### REQUEST
Leave out the pictures and copy everything else in the entries exactly.

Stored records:
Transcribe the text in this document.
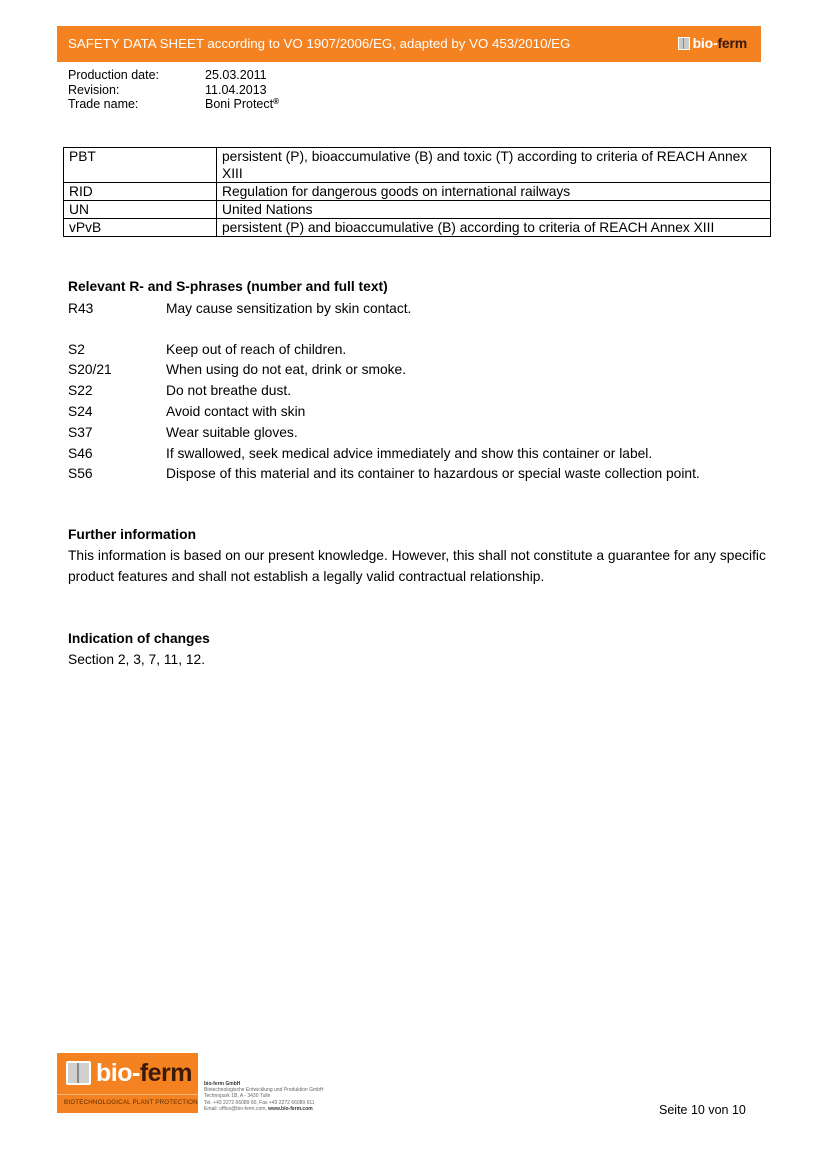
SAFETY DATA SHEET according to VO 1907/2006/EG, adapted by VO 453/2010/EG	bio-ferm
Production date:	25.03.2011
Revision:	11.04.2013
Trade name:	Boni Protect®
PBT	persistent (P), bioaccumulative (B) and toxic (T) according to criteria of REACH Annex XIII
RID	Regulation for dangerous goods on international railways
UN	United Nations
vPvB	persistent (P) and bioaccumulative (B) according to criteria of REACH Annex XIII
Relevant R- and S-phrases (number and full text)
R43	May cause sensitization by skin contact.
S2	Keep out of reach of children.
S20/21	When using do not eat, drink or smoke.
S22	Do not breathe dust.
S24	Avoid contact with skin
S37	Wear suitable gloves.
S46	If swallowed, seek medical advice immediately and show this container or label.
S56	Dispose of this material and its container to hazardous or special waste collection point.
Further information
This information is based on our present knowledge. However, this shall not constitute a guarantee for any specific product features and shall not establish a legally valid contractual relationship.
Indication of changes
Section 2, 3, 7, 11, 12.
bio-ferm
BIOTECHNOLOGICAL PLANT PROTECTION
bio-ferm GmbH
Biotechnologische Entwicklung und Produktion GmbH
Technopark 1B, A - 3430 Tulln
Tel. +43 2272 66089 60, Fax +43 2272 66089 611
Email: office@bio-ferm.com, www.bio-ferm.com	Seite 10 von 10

### THE REPLY
Transcribe the text in this document.
SAFETY DATA SHEET according to VO 1907/2006/EG, adapted by VO 453/2010/EG	bio-ferm
Production date:	25.03.2011
Revision:	11.04.2013
Trade name:	Boni Protect®
PBT	persistent (P), bioaccumulative (B) and toxic (T) according to criteria of REACH Annex XIII
RID	Regulation for dangerous goods on international railways
UN	United Nations
vPvB	persistent (P) and bioaccumulative (B) according to criteria of REACH Annex XIII
Relevant R- and S-phrases (number and full text)
R43	May cause sensitization by skin contact.
S2	Keep out of reach of children.
S20/21	When using do not eat, drink or smoke.
S22	Do not breathe dust.
S24	Avoid contact with skin
S37	Wear suitable gloves.
S46	If swallowed, seek medical advice immediately and show this container or label.
S56	Dispose of this material and its container to hazardous or special waste collection point.
Further information
This information is based on our present knowledge. However, this shall not constitute a guarantee for any specific product features and shall not establish a legally valid contractual relationship.
Indication of changes
Section 2, 3, 7, 11, 12.
bio-ferm
BIOTECHNOLOGICAL PLANT PROTECTION
bio-ferm GmbH
Biotechnologische Entwicklung und Produktion GmbH
Technopark 1B, A - 3430 Tulln
Tel. +43 2272 66089 60, Fax +43 2272 66089 611
Email: office@bio-ferm.com, www.bio-ferm.com	Seite 10 von 10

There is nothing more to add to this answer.